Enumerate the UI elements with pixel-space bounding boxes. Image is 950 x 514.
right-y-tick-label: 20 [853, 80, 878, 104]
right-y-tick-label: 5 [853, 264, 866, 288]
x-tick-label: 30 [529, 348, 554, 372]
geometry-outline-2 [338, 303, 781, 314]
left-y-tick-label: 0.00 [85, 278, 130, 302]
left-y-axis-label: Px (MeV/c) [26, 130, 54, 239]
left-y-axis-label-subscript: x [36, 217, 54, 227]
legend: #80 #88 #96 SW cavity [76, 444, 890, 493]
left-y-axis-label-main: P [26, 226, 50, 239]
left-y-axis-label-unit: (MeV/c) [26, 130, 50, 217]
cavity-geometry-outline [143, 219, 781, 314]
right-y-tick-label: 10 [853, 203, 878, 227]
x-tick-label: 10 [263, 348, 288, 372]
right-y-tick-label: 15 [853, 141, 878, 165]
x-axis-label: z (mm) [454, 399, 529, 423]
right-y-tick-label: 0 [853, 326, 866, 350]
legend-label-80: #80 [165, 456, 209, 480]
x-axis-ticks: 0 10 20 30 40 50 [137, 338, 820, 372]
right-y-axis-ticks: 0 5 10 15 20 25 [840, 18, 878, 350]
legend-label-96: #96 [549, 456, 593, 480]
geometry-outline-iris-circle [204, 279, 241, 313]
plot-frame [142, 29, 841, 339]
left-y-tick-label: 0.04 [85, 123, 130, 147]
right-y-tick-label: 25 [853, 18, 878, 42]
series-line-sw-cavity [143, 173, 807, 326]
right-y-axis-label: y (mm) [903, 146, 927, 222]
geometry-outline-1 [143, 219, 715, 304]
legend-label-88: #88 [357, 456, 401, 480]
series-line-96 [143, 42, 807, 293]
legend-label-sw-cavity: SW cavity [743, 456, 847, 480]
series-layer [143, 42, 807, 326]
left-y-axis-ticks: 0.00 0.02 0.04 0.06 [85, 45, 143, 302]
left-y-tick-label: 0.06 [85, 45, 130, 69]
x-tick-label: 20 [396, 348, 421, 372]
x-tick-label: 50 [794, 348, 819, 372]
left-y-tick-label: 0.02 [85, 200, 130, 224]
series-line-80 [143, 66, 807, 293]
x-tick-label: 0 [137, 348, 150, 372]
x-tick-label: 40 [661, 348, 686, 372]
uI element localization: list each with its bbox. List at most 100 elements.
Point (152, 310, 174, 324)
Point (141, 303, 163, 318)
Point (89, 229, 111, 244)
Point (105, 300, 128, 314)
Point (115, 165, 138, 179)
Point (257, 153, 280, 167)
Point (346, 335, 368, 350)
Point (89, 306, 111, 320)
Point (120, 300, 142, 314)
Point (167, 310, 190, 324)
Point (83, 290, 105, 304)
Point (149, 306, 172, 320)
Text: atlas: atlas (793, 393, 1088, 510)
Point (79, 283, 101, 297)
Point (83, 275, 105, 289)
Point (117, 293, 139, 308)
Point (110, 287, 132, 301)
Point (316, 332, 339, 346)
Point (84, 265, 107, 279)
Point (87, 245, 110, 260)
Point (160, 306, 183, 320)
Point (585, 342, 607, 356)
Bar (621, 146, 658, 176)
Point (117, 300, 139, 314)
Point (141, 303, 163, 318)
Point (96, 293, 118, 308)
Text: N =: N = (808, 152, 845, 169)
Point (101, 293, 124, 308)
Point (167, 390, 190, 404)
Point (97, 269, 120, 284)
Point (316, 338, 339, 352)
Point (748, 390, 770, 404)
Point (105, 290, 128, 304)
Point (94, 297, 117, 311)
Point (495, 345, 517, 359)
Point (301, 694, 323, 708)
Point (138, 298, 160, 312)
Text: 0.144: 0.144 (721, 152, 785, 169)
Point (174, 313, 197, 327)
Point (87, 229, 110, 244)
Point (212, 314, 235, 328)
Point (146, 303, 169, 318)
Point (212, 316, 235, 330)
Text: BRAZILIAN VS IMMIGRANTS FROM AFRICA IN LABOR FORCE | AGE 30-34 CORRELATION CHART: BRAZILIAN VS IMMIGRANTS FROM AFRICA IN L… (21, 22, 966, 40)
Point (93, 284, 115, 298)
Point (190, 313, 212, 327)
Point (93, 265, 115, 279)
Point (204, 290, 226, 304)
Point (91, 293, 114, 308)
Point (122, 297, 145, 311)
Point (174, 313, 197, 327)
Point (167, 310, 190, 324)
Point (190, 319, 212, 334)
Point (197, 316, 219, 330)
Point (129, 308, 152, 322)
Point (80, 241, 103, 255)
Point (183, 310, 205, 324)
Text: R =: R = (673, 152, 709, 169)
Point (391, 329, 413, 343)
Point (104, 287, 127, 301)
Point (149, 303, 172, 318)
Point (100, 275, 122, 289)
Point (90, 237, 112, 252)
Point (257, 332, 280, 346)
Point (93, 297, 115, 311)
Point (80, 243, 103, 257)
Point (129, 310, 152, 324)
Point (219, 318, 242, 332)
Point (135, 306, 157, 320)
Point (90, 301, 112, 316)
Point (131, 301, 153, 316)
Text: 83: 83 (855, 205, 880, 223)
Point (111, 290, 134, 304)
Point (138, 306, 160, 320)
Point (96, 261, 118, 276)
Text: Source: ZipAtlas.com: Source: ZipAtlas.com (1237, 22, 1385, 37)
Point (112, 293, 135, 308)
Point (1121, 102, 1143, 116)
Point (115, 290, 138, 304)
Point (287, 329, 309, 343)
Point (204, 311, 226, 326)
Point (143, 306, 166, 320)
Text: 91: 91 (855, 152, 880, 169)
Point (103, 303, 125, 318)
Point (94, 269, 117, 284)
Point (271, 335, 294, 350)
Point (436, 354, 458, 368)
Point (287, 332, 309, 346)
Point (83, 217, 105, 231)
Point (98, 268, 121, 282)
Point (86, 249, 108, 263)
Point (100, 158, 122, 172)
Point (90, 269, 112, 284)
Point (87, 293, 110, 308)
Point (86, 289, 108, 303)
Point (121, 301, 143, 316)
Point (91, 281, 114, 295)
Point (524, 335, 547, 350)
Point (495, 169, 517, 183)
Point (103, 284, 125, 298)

---

YOUR OBJECTIVE> Convert the items into a numbered list, starting with the first line and ending after the line that contains "left-y-axis-label: Px (MeV/c)". Leave out any blank lines.

EXERCISE RESULT>
1. Enumerate the UI elements with pixel-space bounding boxes. Image is 950 x 514.
2. right-y-tick-label: 20 [853, 80, 878, 104]
3. right-y-tick-label: 5 [853, 264, 866, 288]
4. x-tick-label: 30 [529, 348, 554, 372]
5. geometry-outline-2 [338, 303, 781, 314]
6. left-y-tick-label: 0.00 [85, 278, 130, 302]
7. left-y-axis-label: Px (MeV/c) [26, 130, 54, 239]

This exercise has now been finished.